* **WORK REQUIRED**:
In the records, take the part that opens with the line containing "option-activation-code[interactable]: 激活码: [456, 204, 502, 217]" and closes with the line containing "134, 517, 139]", and write those lines out again with "notice-line" replaced by "notice-row", changing nothing else.

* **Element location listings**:
··········
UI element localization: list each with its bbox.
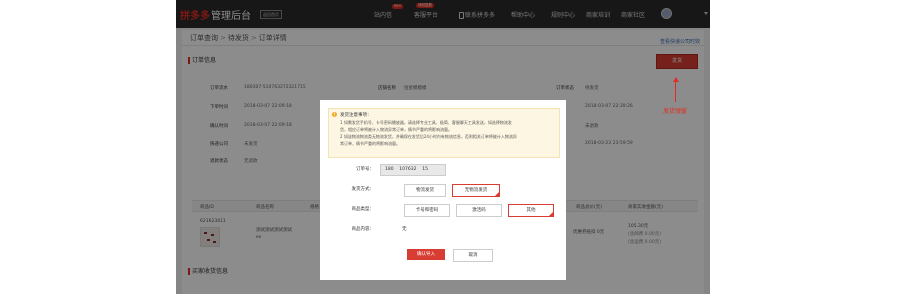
option-activation-code[interactable]: 激活码: [456, 204, 502, 217]
app-window: 拼多多管理后台 返回首页 站内信 99+ 客服平台 待回复数 联系拼多多 帮助中…: [176, 0, 710, 294]
option-card-password[interactable]: 卡号和密码: [404, 204, 450, 217]
order-no-label: 订单号：: [356, 167, 374, 172]
goods-type-label: 商品类型：: [351, 207, 375, 212]
ship-method-label: 发货方式：: [351, 187, 375, 192]
option-no-logistics[interactable]: 无物流发货: [452, 184, 500, 197]
annotation-arrow: [675, 80, 676, 102]
notice-line: 常订单，情节严重的将影响流量。: [340, 141, 400, 146]
notice-line: 1 如需发货手机号、卡号密码播放器，请选择专业工具、极简、客服聊天工具发送，如选…: [340, 120, 512, 125]
notice-title: 发货注意事项：: [340, 113, 372, 118]
content-label: 商品内容：: [351, 227, 375, 232]
confirm-import-button[interactable]: 确认导入: [407, 249, 445, 260]
ship-dialog: ! 发货注意事项： 1 如需发货手机号、卡号密码播放器，请选择专业工具、极简、客…: [320, 100, 566, 280]
option-other[interactable]: 其他: [508, 204, 554, 217]
arrow-up-icon: [673, 77, 679, 82]
content-value: 无: [402, 227, 407, 232]
notice-box: ! 发货注意事项： 1 如需发货手机号、卡号密码播放器，请选择专业工具、极简、客…: [328, 108, 560, 158]
annotation-label: 发货弹窗: [663, 108, 688, 115]
cancel-button[interactable]: 取消: [453, 249, 493, 262]
notice-line: 2 如该物流物流类无物流发货，并确保在发货后24小时内有物流信息，否则相关订单将…: [340, 134, 517, 139]
option-logistics[interactable]: 物流发货: [404, 184, 446, 197]
order-no-field[interactable]: 180 107632 15: [380, 164, 446, 176]
warning-icon: !: [332, 112, 337, 117]
notice-line: 货，相应订单将被计入物流异常订单，情节严重的将影响流量。: [340, 127, 452, 132]
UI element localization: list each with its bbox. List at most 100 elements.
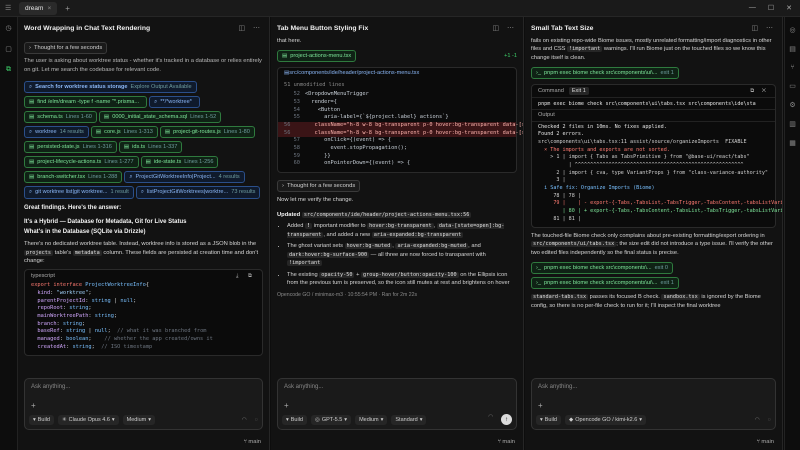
thought-toggle[interactable]: › Thought for a few seconds <box>277 179 361 193</box>
tool-chip[interactable]: ⌕ ProjectGitWorktreeInfo|Project... 4 resu… <box>124 171 245 184</box>
tool-chip[interactable]: ⌕ listProjectGitWorktrees|worktre... 73 re… <box>135 186 261 199</box>
chat-icon[interactable]: ▢ <box>5 45 12 53</box>
close-tab-icon[interactable]: × <box>47 5 51 12</box>
code-line: parentProjectId: string | null; <box>31 298 256 306</box>
code-token: ; <box>133 297 137 304</box>
git-icon[interactable]: ⑂ <box>790 64 794 71</box>
tool-chip[interactable]: ▤ persisted-state.js Lines 1-316 <box>24 141 117 154</box>
branch-indicator[interactable]: ⑂ main <box>756 439 774 445</box>
tool-chip[interactable]: ▤ find /elm/dream -type f -name "*.prisma… <box>24 95 148 108</box>
close-window-icon[interactable]: ✕ <box>786 4 792 12</box>
diff-block: ▤ src/components/ide/header/project-acti… <box>277 66 523 173</box>
clock-icon[interactable]: ◷ <box>5 24 11 32</box>
file-chip[interactable]: ▤ project-actions-menu.tsx <box>277 49 357 62</box>
terminal-icon: ›_ <box>536 279 541 286</box>
model-select[interactable]: ◎ GPT-5.5 ▾ <box>311 414 352 425</box>
tool-chip[interactable]: ▤ project-git-routes.js Lines 1-80 <box>159 126 255 139</box>
new-tab-button[interactable]: + <box>65 4 70 13</box>
layout-icon[interactable]: ▥ <box>789 120 796 128</box>
code-line: createdAt: string; // ISO timestamp <box>31 344 256 352</box>
voice-icon[interactable]: ◠ <box>488 414 493 425</box>
tool-chip[interactable]: ⌕ worktree 14 results <box>24 126 89 139</box>
thought-label: Thought for a few seconds <box>33 45 103 51</box>
tool-chip[interactable]: ▤ ids.ts Lines 1-337 <box>118 141 183 154</box>
tool-chip[interactable]: ▤ core.js Lines 1-313 <box>90 126 158 139</box>
tool-chip[interactable]: ▤ ide-state.ts Lines 1-256 <box>140 156 219 169</box>
voice-icon[interactable]: ◠ <box>755 417 760 423</box>
thought-toggle[interactable]: › Thought for a few seconds <box>24 42 108 55</box>
terminal-icon[interactable]: ▭ <box>789 82 796 90</box>
window-menu-icon[interactable]: ☰ <box>5 4 15 12</box>
inline-code: src/components/ide/header/project-action… <box>301 211 472 218</box>
code-token: ProjectWorktreeInfo <box>85 282 146 289</box>
line-text: className="h-8 w-8 bg-transparent p-0 ho… <box>295 129 524 136</box>
branch-indicator[interactable]: ⑂ main <box>243 439 261 445</box>
answer-heading: It's a Hybrid — Database for Metadata, G… <box>24 218 187 225</box>
output-line: src\components\ui\tabs.tsx:11 assist/sou… <box>538 139 747 146</box>
attach-icon[interactable]: + <box>538 401 543 410</box>
command-label: pnpm exec biome check src\components\ui\… <box>543 279 658 286</box>
chat-input[interactable]: Ask anything... <box>25 379 262 395</box>
tool-chip[interactable]: ▤ project-lifecycle-actions.ts Lines 1-277 <box>24 156 139 169</box>
composer: Ask anything... + ▾ Build ✳ Claude Opus 4.… <box>24 378 263 430</box>
t: group-hover/button:opacity-100 <box>360 271 459 278</box>
panel-actions-icon[interactable]: ◫ ⋯ <box>751 24 776 32</box>
minimize-icon[interactable]: — <box>749 4 756 12</box>
tool-chip-note: Lines 1-337 <box>148 144 178 151</box>
code-token: createdAt <box>31 343 67 350</box>
mode-select[interactable]: ▾ Build <box>536 415 561 425</box>
send-button[interactable]: ↑ <box>501 414 512 425</box>
effort-select[interactable]: Medium ▾ <box>122 415 155 425</box>
tab-dream[interactable]: dream × <box>19 1 58 15</box>
model-select[interactable]: ◆ Opencode GO / kimi-k2.6 ▾ <box>565 415 647 425</box>
voice-icon[interactable]: ◠ <box>242 417 247 423</box>
settings-icon[interactable]: ⚙ <box>789 101 795 109</box>
t: , and <box>468 243 481 250</box>
tool-chip[interactable]: ▤ branch-switcher.tsx Lines 1-288 <box>24 171 123 184</box>
branch-indicator[interactable]: ⑂ main <box>497 439 515 445</box>
code-line: mainWorktreePath: string; <box>31 313 256 321</box>
tool-chip[interactable]: ▤ schema.ts Lines 1-60 <box>24 110 97 123</box>
files-icon[interactable]: ▤ <box>789 45 796 53</box>
maximize-icon[interactable]: ☐ <box>768 4 774 12</box>
attach-icon[interactable]: + <box>284 401 289 410</box>
globe-icon[interactable]: ◎ <box>789 26 795 34</box>
output-line: > 1 | import { Tabs as TabsPrimitive } f… <box>538 154 750 161</box>
search-icon: ⌕ <box>140 189 144 196</box>
model-select[interactable]: ✳ Claude Opus 4.6 ▾ <box>58 415 119 425</box>
panel-actions-icon[interactable]: ◫ ⋯ <box>492 24 517 32</box>
terminal-actions-icon[interactable]: ⧉ ✕ <box>750 87 769 95</box>
command-chip[interactable]: ›_ pnpm exec biome check src\components\u… <box>531 276 679 289</box>
effort-select[interactable]: Medium ▾ <box>355 414 388 425</box>
panel-icon[interactable]: ▦ <box>789 139 796 147</box>
command-heading: Command <box>538 88 564 95</box>
mode-select[interactable]: ▾ Build <box>29 415 54 425</box>
code-token: ; <box>107 328 118 335</box>
t: sandbox.tsx <box>661 294 700 301</box>
chat-input[interactable]: Ask anything... <box>532 379 775 395</box>
tool-chip[interactable]: ▤ 0000_initial_state_schema.sql Lines 1-52 <box>98 110 222 123</box>
mode-select[interactable]: ▾ Build <box>282 414 307 425</box>
tool-chip-label: project-git-routes.js <box>173 129 221 135</box>
exit-badge: Exit 1 <box>568 87 589 96</box>
tool-chip[interactable]: ⌕ **/*worktree* <box>149 95 200 108</box>
tool-chip[interactable]: ⌕ git worktree list|git worktree... 1 resu… <box>24 186 134 199</box>
diffstat: +1 -1 <box>504 52 517 59</box>
unmodified-note: 51 unmodified lines <box>284 81 345 88</box>
t: !important <box>287 260 323 267</box>
t: aria-expanded:bg-transparent <box>371 231 464 238</box>
command-chip[interactable]: ›_ pnpm exec biome check src\components\.… <box>531 261 673 274</box>
bullet-2: The ghost variant sets hover:bg-muted , a… <box>287 242 517 268</box>
attach-icon[interactable]: + <box>31 401 36 410</box>
panel-actions-icon[interactable]: ◫ ⋯ <box>238 24 263 32</box>
stop-icon[interactable]: ◌ <box>768 417 771 423</box>
answer-subheading: What's in the Database (SQLite via Drizz… <box>24 229 146 236</box>
chat-input[interactable]: Ask anything... <box>278 379 516 395</box>
branch-icon[interactable]: ⧉ <box>6 66 11 74</box>
file-icon: ▤ <box>29 174 35 181</box>
code-actions-icon[interactable]: ⤓ ⧉ <box>236 272 256 280</box>
search-chip[interactable]: ⌕ Search for worktree status storage Explo… <box>24 80 197 93</box>
stop-icon[interactable]: ◌ <box>255 417 258 423</box>
command-chip[interactable]: ›_ pnpm exec biome check src\components\u… <box>531 66 679 79</box>
speed-select[interactable]: Standard ▾ <box>391 414 427 425</box>
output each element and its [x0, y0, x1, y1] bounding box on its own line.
··········
* **RESPONSE BELOW**:
option-activation-code[interactable]: 激活码: [456, 204, 502, 217]
app-window: 拼多多管理后台 返回首页 站内信 99+ 客服平台 待回复数 联系拼多多 帮助中…: [176, 0, 710, 294]
option-card-password[interactable]: 卡号和密码: [404, 204, 450, 217]
order-no-label: 订单号：: [356, 167, 374, 172]
goods-type-label: 商品类型：: [351, 207, 375, 212]
ship-method-label: 发货方式：: [351, 187, 375, 192]
option-no-logistics[interactable]: 无物流发货: [452, 184, 500, 197]
annotation-arrow: [675, 80, 676, 102]
notice-row: 常订单，情节严重的将影响流量。: [340, 141, 400, 146]
notice-row: 1 如需发货手机号、卡号密码播放器，请选择专业工具、极简、客服聊天工具发送，如选…: [340, 120, 512, 125]
notice-title: 发货注意事项：: [340, 113, 372, 118]
content-label: 商品内容：: [351, 227, 375, 232]
confirm-import-button[interactable]: 确认导入: [407, 249, 445, 260]
ship-dialog: ! 发货注意事项： 1 如需发货手机号、卡号密码播放器，请选择专业工具、极简、客…: [320, 100, 566, 280]
option-other[interactable]: 其他: [508, 204, 554, 217]
arrow-up-icon: [673, 77, 679, 82]
content-value: 无: [402, 227, 407, 232]
notice-box: ! 发货注意事项： 1 如需发货手机号、卡号密码播放器，请选择专业工具、极简、客…: [328, 108, 560, 158]
annotation-label: 发货弹窗: [663, 108, 688, 115]
cancel-button[interactable]: 取消: [453, 249, 493, 262]
notice-row: 2 如该物流物流类无物流发货，并确保在发货后24小时内有物流信息，否则相关订单将…: [340, 134, 517, 139]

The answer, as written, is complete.